EXCERPT TO READ:
-*-*-
Our current Aquamarine items
Aquamarine is a beryl crystal made up of beryllium aluminum cyclosilicate. It’s cousin in the same family is would be the Emerald and Kunzite. In nature Aquamarines can be found in a hexagonal crystal structure and it can grow to be several meters tall. Most beryl crystal is colorless but it’s often it is also tinted with impurities which give it colors such as Green, Yellow, Blue, or even red which is the rarest of them all in this crystal.
The name “Beryl” means “precious blue-green color-of-sea-water stone” From the greek “βήρυλλος beryllos“. This term was later adopted for the whole beryl family.
The long history of aquamarine
The Aquamarine is a stone with vast history and legends in the ancient world. The Romans had a whole range of uses for Aquamarine. Carving it into the figure of a frog served to make your enemies forget his hatred and turn them into friends. So too did they believe that the stone absorbed the atmosphere of young love. It was a good gift for a bride and her groom. Both the Romans and The Greeks considered the aquamarine a sailor’s gem. It would protect them on long and arduous journeys and protect them providing a prosperous and safe journey even over stormy seas. In Medieval times the stone was also associated with love. But this time mainly for reawakening love in married couples. Also, it was a stone that made a soldier invincible some believe.
-*-*-
DATASET EXTRACT:
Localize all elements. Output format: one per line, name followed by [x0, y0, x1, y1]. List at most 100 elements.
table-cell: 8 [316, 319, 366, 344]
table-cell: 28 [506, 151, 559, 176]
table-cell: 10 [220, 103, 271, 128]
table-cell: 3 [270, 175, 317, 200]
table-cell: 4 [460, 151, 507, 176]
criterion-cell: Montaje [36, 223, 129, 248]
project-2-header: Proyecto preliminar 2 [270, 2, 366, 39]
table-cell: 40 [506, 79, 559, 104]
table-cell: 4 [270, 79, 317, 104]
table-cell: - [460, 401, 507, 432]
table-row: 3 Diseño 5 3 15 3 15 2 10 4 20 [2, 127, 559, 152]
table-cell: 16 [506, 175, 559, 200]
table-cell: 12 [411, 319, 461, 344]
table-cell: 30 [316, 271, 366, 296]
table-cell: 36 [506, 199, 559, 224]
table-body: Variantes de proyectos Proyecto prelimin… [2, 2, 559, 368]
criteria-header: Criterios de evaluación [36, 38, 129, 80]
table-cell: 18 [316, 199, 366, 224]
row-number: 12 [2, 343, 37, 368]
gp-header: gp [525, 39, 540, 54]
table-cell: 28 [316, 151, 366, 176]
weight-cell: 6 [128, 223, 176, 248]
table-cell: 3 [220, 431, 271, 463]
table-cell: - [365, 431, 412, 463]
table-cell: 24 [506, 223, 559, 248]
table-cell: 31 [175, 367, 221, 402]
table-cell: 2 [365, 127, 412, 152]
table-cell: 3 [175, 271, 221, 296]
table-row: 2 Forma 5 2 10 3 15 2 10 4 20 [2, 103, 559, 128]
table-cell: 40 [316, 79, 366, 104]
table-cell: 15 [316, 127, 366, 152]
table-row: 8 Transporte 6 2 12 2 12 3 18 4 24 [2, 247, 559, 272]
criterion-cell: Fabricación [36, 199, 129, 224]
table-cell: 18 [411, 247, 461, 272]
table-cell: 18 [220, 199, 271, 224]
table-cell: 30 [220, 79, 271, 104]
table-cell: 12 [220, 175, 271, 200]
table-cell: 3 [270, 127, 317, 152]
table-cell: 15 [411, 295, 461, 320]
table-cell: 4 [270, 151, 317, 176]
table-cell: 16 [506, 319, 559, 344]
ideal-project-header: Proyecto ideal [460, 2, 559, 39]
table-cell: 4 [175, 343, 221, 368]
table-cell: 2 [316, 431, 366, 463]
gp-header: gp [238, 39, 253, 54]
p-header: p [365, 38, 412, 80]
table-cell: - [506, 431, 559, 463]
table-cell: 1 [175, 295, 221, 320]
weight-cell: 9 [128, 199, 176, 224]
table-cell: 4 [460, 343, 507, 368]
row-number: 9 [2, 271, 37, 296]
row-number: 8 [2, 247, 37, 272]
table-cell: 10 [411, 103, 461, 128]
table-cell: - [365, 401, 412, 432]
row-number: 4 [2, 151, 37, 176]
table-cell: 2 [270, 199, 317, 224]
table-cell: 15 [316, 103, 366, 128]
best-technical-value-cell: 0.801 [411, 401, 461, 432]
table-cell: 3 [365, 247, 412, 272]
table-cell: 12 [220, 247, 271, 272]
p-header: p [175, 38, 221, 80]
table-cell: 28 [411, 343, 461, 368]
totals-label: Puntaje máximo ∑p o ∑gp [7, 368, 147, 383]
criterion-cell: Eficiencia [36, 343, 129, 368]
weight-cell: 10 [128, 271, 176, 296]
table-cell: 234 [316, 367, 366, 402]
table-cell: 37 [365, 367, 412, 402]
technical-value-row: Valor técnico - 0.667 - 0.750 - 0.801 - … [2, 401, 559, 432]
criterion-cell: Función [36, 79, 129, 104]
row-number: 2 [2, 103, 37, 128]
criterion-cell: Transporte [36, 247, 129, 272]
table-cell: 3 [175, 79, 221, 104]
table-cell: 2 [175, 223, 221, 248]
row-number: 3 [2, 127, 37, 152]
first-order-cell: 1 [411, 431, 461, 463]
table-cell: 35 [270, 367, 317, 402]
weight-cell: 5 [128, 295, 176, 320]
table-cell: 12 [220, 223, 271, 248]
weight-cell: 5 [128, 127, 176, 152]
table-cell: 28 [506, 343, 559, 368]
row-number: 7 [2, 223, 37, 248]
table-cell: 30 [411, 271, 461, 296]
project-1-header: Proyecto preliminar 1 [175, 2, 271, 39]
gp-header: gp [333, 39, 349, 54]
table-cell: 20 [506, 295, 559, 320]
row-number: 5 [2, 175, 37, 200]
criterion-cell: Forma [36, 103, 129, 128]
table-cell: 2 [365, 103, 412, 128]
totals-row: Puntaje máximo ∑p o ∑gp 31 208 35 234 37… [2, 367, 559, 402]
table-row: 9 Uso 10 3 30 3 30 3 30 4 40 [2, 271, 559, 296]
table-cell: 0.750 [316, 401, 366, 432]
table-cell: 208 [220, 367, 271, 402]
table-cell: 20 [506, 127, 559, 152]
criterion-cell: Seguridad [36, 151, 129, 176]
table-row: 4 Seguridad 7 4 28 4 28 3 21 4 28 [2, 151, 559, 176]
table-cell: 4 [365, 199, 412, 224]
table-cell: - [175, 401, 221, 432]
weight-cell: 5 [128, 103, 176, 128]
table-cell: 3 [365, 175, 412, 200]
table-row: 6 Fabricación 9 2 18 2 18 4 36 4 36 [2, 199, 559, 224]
-*-*-
PROMPT A:
In the text on aquamarine, rewrite the paragraph that begins "The Aquamarine is a stone with vast history" as a short bulleted list that keeps its main facts.
PROMPT B:
According to the text on aquamarine, why can beryl crystal show colors such as green, yellow, blue, or red even though most of it is colorless? Answer in one to three sentences.
PROMPT C:
Answer these questions from the text on aquamarine:
(i) What is aquamarine made of?
(ii) Which color is the rarest in beryl crystal?
(iii) In Medieval times, what kind of love was aquamarine mainly associated with?

RESULT A:
- Aquamarine has a long history and many legends in the ancient world.
- The Romans had many uses for it. A frog carved from it was meant to turn enemies into friends.
- The Romans believed it absorbed the atmosphere of young love, so it made a good gift for a bride and groom.
- Romans and Greeks saw it as a sailor's gem that kept travelers safe and prosperous on long journeys, even over stormy seas.
- In Medieval times it was linked to love again, mainly to reawakening love in married couples.
- Some believed it made a soldier invincible.

RESULT B:
Beryl crystal is often tinted with impurities. These impurities give it colors such as green, yellow, blue, or red.

RESULT C:
(i) Beryllium aluminum cyclosilicate.
(ii) Red.
(iii) Reawakening love in married couples.